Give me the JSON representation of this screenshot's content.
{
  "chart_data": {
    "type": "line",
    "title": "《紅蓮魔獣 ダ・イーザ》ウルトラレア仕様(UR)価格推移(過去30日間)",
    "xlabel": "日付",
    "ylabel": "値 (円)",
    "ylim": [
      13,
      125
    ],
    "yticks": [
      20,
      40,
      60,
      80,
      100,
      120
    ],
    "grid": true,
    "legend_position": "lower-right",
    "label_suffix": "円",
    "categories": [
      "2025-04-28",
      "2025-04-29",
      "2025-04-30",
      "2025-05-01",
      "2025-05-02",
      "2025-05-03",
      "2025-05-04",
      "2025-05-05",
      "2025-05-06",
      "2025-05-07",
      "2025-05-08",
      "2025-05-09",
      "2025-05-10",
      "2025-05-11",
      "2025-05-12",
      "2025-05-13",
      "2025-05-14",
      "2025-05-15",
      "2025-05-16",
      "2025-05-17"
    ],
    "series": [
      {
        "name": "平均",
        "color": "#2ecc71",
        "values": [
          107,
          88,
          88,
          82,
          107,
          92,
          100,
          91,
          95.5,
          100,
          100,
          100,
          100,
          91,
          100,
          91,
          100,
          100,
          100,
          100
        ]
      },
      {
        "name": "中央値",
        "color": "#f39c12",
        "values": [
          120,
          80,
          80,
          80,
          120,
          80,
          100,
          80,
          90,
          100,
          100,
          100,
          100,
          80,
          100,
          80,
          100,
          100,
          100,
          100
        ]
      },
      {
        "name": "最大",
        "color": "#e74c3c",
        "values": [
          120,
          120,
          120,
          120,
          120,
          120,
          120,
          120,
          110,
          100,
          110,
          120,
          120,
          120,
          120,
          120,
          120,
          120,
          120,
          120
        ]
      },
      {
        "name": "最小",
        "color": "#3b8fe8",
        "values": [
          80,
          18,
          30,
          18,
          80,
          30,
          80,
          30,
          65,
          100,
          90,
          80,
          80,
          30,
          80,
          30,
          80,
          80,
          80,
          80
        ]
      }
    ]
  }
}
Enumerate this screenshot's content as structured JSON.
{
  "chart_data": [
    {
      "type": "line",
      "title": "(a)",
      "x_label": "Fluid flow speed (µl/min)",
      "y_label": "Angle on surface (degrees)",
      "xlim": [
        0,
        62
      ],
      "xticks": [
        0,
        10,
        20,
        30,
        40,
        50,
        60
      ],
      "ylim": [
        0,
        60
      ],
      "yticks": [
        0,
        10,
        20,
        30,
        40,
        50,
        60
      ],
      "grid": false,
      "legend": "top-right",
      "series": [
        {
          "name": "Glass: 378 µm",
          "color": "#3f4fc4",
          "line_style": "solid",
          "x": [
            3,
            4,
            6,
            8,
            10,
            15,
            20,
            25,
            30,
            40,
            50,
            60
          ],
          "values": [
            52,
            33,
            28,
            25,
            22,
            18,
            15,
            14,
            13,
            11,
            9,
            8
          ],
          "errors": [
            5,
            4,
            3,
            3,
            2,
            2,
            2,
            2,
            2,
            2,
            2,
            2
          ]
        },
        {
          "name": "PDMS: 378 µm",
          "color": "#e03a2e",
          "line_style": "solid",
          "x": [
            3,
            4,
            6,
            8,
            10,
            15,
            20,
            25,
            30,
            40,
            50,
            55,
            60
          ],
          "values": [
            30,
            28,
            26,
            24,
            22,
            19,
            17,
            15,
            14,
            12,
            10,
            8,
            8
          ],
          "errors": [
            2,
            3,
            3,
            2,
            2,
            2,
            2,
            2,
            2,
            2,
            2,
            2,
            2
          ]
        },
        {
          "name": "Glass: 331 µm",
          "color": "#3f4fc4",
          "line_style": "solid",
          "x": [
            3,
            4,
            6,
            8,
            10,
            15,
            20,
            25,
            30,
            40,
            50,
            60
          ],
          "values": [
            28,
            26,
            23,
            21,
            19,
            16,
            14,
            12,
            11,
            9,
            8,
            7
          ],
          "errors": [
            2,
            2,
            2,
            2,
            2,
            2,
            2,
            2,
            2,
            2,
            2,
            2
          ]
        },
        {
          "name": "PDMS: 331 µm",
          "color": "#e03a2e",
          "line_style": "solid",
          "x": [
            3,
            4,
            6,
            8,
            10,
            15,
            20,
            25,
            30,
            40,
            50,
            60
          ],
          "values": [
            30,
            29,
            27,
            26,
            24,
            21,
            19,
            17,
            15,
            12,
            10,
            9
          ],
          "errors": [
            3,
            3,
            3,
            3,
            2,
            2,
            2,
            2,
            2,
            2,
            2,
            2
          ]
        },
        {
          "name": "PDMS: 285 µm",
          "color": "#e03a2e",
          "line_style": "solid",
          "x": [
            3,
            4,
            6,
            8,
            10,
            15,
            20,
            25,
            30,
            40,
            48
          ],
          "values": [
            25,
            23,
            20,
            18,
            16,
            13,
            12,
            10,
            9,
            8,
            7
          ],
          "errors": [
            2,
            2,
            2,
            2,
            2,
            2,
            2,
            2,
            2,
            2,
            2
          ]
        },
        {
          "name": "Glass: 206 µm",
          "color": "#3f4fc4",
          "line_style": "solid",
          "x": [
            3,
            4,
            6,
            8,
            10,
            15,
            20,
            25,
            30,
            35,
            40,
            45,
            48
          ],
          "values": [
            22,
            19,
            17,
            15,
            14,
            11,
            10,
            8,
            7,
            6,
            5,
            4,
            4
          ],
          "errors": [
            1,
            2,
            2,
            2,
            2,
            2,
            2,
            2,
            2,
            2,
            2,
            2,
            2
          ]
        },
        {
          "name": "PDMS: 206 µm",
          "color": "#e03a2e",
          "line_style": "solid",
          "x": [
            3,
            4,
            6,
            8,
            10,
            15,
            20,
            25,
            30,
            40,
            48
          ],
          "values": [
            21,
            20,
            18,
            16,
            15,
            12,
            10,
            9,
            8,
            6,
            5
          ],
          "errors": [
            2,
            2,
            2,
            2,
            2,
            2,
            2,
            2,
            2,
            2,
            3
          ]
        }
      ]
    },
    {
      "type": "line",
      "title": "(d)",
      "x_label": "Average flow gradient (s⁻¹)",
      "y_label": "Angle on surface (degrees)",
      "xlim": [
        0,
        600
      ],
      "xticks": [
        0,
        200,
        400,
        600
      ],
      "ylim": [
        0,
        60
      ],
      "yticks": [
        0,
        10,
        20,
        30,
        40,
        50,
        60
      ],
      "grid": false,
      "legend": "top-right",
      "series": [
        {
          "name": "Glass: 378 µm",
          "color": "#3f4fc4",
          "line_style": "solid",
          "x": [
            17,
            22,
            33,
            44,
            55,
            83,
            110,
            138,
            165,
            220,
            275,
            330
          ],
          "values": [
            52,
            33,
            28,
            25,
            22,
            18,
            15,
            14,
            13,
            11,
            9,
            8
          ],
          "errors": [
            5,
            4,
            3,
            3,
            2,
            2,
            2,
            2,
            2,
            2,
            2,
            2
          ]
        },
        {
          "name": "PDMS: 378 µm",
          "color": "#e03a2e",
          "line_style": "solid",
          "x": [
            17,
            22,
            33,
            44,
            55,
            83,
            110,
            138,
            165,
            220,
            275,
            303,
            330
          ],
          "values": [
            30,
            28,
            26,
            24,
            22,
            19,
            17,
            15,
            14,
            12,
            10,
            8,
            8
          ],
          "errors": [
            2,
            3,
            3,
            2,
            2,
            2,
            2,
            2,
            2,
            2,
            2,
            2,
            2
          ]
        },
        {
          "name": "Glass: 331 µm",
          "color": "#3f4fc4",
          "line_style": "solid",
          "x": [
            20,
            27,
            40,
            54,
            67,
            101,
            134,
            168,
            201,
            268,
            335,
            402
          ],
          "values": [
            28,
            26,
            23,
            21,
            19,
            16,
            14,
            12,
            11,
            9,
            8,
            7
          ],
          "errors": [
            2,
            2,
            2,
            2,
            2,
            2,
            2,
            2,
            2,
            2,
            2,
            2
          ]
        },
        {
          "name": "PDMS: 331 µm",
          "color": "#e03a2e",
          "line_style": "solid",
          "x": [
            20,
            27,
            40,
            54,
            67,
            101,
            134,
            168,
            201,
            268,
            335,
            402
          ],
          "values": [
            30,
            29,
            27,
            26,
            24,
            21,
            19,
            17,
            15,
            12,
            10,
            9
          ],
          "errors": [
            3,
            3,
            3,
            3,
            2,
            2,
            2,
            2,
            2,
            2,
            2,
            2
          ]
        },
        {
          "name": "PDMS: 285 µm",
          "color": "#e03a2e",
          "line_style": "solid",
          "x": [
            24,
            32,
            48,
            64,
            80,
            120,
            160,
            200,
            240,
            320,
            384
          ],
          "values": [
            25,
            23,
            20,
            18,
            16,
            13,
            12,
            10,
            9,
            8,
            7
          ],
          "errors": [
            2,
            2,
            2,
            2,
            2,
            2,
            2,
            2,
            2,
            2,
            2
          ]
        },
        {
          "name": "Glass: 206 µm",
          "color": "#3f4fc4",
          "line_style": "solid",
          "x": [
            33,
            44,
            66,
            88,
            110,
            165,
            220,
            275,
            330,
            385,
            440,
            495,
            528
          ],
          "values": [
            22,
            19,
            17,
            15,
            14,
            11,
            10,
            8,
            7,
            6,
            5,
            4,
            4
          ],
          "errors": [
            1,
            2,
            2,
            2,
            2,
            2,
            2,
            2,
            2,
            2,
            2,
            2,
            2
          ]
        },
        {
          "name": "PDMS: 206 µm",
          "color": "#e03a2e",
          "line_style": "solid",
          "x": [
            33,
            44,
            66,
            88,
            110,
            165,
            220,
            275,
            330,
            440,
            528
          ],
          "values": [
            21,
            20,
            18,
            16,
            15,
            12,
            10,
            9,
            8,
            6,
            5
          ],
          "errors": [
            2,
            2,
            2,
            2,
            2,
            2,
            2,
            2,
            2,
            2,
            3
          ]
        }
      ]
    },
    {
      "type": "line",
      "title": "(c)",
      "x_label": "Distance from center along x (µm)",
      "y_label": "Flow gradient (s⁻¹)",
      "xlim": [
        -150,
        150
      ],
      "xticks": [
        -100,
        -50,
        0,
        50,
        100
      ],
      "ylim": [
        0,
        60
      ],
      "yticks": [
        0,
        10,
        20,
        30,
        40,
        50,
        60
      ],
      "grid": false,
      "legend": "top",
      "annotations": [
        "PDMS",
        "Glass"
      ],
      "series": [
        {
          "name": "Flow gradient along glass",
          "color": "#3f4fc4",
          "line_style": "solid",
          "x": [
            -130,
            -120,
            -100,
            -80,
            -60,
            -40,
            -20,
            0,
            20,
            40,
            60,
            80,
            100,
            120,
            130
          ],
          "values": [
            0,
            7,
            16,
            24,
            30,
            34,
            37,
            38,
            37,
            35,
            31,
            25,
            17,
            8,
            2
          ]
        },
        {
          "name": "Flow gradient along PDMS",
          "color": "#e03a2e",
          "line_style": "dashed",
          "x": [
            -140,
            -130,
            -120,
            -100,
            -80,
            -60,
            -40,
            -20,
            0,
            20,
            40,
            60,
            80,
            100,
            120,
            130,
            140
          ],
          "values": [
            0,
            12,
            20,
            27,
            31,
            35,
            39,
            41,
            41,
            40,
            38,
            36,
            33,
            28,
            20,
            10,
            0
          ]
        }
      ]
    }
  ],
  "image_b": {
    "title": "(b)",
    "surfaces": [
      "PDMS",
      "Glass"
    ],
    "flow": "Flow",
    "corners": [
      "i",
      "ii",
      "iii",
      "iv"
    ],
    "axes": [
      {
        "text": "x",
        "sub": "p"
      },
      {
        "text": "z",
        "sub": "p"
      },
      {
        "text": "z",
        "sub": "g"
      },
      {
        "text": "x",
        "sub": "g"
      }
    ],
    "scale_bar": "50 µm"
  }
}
----
Set problem:
Which lines of the material contain the string "title"? List each of them.

Correct answer:
    "title": "《紅蓮魔獣 ダ・イーザ》ウルトラレア仕様(UR)価格推移(過去30日間)",
      "title": "(a)",
      "title": "(d)",
      "title": "(c)",
    "title": "(b)",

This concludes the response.